[本文]
==============================

【野球好き以外閲覧厳禁】「やまびこスタジアム」のポテンシャルがスゴかった!
岡山県真庭市にある真庭やまびこスタジアム。
通称「やまびこスタジアム」は、2015年に開催された岡山国体の軟式野球競技一般Aの会場として使われた、全日本軟式野球連盟第一種公認グラウンドで、西日本初の全面人工芝で覆われたスタジアムです。
実はこのスタジアム、調べてみるととんでもないポテンシャルがあることがわかりました!
今回取材したのはこの2人。
◆酒井悠(さかいゆう)
真庭市地域おこし協力隊。2022年5月に東京から移住。小学生時代から野球に熱中し、移住前も草野球で汗を流す生活。真庭市内で草野球が出来る環境を模索中。好きな球団は横浜DeNAベイスターズ。NEW ERA(ニューエラ)のキャップを被ると落ち着くことから、週の半分以上はキャップを愛用。
◆藤本一志(ふじもとかずし)
2020年3月に岡山市から真庭市に移住した「移住コンシェルジュ」。その傍ら、ライター・ブロガー・米農家としても活動中。高校野球からプロ野球まで幅広く野球情報をチェック。横浜DeNAベイスターズファン。真庭市内随一のMLB(メジャーリーグ)好きとしても知られる。好きな球団はシカゴ・カブス。
野球好きとして意気投合した2人も驚くお話が聞けました。
超大作になりますが、ぜひ最後までご覧ください。
コンテンツ
やまびこスタジアムは”ドーム級”の広さ
まずは、やまびこスタジアムの概要(いわゆる球場の広さなど)をご紹介します。
本塁両翼間:100m(両翼)
本塁センター間:122m(中堅)

==============================

[やること]
1 > 本文に出てくる西暦の年を、出てくる順にすべて挙げよ。
2 > 本文のうち「岡山県真庭市にある真庭やまびこスタジアム。」で始まり「ルがあることがわかりました!」まで続く部分を、一字一句たがえずに書き写せ。

==============================

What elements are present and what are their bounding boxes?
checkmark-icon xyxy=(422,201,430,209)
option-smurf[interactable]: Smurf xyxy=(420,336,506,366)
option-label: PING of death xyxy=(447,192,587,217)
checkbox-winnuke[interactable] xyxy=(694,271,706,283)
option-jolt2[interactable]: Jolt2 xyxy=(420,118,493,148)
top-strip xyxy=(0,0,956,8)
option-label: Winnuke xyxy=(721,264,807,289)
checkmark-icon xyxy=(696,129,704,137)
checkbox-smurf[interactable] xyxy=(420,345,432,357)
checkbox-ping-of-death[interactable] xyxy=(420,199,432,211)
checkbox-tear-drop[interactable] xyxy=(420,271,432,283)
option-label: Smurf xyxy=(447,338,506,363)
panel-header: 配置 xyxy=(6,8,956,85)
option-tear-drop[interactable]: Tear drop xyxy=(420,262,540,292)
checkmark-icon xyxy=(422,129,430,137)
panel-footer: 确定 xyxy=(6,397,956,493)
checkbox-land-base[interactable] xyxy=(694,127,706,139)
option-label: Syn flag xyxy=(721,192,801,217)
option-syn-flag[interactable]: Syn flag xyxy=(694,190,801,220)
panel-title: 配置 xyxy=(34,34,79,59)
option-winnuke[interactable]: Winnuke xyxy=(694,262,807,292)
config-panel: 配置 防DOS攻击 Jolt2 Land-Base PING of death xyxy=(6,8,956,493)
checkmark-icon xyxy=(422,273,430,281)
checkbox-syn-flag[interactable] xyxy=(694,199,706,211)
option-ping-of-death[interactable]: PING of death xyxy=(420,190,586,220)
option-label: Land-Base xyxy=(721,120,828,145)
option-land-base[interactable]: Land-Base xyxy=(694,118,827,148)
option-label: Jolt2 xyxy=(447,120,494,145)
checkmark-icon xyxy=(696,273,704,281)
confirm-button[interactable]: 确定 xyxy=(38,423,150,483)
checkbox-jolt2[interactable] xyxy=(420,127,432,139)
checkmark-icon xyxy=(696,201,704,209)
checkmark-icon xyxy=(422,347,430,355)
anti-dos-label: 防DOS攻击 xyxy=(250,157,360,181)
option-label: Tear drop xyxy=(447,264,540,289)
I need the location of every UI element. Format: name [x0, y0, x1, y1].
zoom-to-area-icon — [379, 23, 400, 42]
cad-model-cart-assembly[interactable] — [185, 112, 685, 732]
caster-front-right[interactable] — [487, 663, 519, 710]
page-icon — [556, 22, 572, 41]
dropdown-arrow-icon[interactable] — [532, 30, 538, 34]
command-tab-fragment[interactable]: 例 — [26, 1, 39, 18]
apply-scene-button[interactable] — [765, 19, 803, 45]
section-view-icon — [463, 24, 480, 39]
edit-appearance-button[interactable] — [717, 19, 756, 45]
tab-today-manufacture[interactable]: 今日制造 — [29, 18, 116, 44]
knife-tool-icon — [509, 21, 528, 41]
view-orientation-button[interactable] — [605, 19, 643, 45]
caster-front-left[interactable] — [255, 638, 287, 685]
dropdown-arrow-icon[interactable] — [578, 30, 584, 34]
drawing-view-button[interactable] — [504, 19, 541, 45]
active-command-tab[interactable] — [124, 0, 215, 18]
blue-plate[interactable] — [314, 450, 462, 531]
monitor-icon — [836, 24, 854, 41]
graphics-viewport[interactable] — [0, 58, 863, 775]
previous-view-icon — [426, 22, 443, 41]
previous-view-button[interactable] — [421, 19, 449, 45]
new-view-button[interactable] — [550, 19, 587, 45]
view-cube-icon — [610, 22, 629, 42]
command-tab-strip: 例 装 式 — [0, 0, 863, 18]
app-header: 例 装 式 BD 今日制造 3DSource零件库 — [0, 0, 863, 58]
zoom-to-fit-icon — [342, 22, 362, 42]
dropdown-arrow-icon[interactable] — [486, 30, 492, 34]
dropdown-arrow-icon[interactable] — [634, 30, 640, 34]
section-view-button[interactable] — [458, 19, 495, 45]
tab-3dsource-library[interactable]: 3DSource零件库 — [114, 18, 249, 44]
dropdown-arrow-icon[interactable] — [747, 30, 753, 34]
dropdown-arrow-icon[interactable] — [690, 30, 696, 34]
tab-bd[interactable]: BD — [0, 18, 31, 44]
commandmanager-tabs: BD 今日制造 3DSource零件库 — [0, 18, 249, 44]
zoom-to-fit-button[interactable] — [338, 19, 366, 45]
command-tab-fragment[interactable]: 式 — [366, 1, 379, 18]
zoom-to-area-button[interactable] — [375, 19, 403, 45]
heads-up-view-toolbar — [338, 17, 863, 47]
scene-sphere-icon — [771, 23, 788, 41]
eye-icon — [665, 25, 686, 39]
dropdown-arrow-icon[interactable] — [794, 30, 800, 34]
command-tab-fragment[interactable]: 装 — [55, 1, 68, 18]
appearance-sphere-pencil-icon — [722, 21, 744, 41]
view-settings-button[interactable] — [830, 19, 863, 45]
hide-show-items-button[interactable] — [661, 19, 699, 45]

==============================

[解答一覧]
1 > 2015年、2022年、2020年

2 >
岡山県真庭市にある真庭やまびこスタジアム。
通称「やまびこスタジアム」は、2015年に開催された岡山国体の軟式野球競技一般Aの会場として使われた、全日本軟式野球連盟第一種公認グラウンドで、西日本初の全面人工芝で覆われたスタジアムです。
実はこのスタジアム、調べてみるととんでもないポテンシャルがあることがわかりました!